* What to do *
Every line holding the string "حزام" should be gathered.

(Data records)
************

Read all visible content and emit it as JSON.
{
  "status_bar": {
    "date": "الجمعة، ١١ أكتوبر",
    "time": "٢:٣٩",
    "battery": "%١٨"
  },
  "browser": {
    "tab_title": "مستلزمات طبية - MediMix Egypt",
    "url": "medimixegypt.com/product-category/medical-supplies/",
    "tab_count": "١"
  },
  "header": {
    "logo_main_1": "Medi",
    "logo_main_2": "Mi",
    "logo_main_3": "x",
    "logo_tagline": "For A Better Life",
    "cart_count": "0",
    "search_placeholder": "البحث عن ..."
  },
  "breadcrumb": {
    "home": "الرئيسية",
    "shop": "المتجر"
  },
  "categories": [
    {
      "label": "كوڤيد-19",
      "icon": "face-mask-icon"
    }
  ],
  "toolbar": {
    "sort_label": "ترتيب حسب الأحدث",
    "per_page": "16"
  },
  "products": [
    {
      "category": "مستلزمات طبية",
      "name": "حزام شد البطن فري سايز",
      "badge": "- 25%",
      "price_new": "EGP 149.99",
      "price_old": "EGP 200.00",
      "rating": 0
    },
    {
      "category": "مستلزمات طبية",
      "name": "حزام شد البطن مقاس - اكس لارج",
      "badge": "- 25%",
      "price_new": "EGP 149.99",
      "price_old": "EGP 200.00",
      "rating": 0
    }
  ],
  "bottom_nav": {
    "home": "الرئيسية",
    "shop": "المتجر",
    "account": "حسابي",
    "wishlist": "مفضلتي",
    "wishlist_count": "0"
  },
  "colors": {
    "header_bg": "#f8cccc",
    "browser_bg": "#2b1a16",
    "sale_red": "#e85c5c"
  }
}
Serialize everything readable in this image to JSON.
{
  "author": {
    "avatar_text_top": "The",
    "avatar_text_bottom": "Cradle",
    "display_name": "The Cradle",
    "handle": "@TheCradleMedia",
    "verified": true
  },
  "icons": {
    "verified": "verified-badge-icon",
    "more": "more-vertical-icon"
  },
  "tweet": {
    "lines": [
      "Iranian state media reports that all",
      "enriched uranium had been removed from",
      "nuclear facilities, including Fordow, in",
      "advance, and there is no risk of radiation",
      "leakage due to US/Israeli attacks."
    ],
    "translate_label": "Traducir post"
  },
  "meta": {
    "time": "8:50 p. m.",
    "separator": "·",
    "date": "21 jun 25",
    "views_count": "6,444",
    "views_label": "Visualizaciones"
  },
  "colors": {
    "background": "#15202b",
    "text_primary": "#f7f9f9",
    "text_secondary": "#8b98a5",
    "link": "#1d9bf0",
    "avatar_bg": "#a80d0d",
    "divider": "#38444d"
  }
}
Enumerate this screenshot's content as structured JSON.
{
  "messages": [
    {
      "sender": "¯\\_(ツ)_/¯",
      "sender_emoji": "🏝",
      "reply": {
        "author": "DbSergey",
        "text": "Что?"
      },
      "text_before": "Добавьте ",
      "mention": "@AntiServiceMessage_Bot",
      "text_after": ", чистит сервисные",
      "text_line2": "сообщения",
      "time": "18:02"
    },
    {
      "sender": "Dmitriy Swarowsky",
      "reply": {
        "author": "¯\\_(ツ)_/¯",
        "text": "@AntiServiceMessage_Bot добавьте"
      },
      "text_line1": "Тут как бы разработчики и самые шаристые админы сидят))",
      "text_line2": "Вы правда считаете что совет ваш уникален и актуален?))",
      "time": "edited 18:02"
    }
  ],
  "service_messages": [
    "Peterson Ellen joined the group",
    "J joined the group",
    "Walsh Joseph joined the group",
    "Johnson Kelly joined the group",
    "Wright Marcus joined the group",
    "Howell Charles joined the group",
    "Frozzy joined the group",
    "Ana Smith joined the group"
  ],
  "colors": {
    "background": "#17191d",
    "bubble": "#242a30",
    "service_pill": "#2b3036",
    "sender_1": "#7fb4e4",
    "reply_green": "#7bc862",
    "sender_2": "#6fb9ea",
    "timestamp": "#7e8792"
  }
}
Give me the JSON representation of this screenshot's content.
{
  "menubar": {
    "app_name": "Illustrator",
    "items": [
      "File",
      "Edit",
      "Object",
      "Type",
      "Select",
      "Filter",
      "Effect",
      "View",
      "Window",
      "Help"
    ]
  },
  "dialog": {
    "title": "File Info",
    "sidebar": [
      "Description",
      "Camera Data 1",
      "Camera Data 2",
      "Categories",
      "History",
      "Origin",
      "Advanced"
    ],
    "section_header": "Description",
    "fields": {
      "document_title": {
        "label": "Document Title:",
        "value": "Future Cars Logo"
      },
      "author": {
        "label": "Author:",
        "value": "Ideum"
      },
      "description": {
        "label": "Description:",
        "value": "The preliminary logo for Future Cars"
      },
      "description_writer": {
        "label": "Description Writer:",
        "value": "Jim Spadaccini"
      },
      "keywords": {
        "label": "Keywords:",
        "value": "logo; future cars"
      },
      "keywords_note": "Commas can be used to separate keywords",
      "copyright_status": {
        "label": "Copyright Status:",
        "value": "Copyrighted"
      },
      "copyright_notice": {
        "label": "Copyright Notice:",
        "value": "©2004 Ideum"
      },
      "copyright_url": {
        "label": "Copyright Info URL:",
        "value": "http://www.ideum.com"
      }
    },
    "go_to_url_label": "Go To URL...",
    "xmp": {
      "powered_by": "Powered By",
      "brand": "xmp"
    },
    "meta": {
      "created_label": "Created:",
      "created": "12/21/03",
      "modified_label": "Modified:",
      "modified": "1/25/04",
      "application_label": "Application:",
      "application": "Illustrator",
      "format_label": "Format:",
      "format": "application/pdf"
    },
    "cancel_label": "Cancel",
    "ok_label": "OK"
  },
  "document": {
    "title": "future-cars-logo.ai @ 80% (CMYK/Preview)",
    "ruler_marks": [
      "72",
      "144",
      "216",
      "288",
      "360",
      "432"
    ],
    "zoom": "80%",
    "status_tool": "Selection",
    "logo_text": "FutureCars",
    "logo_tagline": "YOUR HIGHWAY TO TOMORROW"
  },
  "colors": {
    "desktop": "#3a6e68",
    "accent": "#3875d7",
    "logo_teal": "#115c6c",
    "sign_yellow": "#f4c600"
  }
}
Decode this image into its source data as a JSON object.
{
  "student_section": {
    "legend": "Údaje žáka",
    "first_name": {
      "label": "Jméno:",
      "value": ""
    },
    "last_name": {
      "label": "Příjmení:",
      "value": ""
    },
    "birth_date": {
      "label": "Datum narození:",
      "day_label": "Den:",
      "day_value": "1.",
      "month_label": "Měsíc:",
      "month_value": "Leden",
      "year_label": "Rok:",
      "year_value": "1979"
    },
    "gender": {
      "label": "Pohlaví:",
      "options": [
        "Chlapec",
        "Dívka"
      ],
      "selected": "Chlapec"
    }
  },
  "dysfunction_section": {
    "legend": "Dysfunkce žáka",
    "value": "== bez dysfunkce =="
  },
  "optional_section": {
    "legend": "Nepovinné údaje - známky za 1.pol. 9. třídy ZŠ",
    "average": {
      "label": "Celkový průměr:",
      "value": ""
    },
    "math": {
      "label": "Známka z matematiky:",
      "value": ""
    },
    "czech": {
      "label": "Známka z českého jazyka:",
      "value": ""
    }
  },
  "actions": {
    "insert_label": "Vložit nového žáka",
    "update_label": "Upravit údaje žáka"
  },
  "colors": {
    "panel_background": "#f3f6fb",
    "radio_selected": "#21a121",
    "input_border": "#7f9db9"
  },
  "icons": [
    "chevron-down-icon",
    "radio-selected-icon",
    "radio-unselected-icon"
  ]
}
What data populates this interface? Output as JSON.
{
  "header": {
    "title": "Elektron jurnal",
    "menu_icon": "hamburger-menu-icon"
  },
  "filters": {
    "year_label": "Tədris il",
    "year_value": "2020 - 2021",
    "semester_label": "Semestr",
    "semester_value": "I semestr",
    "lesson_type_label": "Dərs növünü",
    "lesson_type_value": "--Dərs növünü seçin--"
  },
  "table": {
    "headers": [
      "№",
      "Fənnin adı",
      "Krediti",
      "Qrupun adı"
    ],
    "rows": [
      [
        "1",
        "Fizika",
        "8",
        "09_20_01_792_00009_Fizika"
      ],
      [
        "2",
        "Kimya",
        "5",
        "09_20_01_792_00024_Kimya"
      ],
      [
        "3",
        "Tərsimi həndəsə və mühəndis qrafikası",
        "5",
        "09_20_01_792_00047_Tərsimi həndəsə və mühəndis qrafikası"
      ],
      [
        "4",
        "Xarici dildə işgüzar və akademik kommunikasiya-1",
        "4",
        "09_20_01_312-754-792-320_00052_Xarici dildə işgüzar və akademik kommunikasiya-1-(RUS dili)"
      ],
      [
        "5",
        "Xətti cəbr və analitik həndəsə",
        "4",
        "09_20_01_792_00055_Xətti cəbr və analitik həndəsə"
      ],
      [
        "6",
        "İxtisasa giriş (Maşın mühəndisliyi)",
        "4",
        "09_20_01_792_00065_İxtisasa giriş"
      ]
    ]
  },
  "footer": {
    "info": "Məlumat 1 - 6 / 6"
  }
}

************

* Right answer *
      "name": "حزام شد البطن فري سايز",
      "name": "حزام شد البطن مقاس - اكس لارج",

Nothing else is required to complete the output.